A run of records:
++++++++++

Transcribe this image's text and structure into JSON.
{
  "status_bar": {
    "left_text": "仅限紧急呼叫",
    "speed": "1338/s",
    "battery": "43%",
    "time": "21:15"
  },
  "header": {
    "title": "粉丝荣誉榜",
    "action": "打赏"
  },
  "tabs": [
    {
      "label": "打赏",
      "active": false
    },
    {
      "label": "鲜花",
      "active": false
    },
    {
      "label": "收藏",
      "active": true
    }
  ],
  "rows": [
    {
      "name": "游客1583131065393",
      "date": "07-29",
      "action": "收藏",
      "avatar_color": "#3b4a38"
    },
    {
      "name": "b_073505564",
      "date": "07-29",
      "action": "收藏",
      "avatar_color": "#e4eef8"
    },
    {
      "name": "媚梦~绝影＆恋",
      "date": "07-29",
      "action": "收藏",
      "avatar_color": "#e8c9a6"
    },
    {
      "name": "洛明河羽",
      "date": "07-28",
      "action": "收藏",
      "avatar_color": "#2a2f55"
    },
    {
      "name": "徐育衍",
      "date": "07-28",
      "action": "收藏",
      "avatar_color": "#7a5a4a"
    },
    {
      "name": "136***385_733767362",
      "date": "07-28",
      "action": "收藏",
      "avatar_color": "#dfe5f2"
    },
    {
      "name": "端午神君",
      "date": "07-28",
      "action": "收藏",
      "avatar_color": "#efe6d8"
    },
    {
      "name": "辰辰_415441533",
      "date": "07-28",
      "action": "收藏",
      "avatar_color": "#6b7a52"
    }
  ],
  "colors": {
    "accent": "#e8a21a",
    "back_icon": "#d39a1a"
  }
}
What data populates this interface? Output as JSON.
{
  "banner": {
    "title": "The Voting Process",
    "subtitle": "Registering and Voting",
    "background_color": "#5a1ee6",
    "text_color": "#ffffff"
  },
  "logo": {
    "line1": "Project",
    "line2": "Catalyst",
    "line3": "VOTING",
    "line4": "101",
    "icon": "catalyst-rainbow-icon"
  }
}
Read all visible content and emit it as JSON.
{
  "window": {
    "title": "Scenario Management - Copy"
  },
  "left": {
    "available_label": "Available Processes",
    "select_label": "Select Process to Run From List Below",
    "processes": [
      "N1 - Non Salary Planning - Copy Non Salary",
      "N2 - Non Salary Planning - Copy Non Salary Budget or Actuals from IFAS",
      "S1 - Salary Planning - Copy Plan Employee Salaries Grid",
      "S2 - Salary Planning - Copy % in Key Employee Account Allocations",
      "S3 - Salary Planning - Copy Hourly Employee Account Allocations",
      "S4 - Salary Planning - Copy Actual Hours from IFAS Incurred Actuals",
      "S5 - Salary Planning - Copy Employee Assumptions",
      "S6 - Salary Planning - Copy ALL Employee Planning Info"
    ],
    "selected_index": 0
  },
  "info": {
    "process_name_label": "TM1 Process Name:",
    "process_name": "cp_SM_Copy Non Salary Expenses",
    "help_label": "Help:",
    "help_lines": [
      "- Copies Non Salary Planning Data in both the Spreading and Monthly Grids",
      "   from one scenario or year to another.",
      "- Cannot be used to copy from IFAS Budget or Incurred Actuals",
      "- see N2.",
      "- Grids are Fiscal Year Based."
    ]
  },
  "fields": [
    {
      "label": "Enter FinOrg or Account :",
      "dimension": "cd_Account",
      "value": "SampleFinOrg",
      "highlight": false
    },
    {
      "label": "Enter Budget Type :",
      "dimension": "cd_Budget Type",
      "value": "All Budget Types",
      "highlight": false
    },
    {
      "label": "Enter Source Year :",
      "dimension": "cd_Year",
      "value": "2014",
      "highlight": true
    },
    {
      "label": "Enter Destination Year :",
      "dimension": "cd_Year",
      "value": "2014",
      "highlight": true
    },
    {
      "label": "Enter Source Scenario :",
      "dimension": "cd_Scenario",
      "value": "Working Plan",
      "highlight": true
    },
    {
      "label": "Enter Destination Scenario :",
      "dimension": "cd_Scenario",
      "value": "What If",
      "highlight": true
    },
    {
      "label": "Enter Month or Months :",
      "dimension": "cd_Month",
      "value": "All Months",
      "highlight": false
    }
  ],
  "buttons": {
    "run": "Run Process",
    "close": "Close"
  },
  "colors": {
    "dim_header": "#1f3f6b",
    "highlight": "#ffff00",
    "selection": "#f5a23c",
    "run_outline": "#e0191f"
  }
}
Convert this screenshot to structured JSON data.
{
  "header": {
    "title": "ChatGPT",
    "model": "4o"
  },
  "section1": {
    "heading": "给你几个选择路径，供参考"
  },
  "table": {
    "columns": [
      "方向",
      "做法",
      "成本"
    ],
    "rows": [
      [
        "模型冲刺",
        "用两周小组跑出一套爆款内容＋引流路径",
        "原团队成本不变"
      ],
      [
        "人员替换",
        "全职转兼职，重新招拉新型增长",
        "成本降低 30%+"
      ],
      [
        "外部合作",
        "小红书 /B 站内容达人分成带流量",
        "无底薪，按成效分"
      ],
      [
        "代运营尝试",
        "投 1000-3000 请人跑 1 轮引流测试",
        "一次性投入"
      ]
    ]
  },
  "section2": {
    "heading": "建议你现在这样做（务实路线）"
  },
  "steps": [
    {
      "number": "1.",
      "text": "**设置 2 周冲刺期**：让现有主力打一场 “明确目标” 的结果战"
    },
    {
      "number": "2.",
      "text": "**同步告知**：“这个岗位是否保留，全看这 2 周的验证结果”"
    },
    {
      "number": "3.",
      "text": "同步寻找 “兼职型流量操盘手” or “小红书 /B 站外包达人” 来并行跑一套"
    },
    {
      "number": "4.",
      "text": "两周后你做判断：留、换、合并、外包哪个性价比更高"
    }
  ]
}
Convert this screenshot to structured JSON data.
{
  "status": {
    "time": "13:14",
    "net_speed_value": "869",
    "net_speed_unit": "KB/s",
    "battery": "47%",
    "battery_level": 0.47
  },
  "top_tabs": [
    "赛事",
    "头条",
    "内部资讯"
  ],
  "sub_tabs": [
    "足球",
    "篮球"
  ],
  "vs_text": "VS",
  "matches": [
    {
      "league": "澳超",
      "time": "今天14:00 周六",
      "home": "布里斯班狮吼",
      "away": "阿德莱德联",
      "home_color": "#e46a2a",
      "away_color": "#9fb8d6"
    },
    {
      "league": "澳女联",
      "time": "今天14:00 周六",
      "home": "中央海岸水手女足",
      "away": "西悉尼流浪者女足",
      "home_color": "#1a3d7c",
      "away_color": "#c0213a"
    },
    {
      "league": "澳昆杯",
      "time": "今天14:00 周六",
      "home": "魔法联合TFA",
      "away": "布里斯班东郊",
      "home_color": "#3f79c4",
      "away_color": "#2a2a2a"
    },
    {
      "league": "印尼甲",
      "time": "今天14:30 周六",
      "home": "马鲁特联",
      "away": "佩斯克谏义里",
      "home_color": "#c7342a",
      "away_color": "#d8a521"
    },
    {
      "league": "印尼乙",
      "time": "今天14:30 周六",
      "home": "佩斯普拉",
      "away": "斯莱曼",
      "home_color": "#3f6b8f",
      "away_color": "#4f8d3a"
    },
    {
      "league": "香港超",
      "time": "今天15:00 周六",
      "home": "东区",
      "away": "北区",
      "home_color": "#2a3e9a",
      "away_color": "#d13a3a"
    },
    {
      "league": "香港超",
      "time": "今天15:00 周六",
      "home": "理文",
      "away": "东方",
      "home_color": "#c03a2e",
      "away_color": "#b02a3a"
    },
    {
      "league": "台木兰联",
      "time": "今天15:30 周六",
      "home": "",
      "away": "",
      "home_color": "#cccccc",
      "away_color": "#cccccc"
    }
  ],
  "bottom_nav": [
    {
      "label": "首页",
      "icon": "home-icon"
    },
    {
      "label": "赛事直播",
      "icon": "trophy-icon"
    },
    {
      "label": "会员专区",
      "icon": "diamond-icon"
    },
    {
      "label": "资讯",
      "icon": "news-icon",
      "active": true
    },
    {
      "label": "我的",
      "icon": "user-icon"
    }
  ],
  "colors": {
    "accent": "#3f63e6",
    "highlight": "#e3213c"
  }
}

++++++++++

- **EXERCISE AIM**
Copy in full each line that holds the word "Incurred".

- **TASK RESULT**
      "S4 - Salary Planning - Copy Actual Hours from IFAS Incurred Actuals",
      "- Cannot be used to copy from IFAS Budget or Incurred Actuals",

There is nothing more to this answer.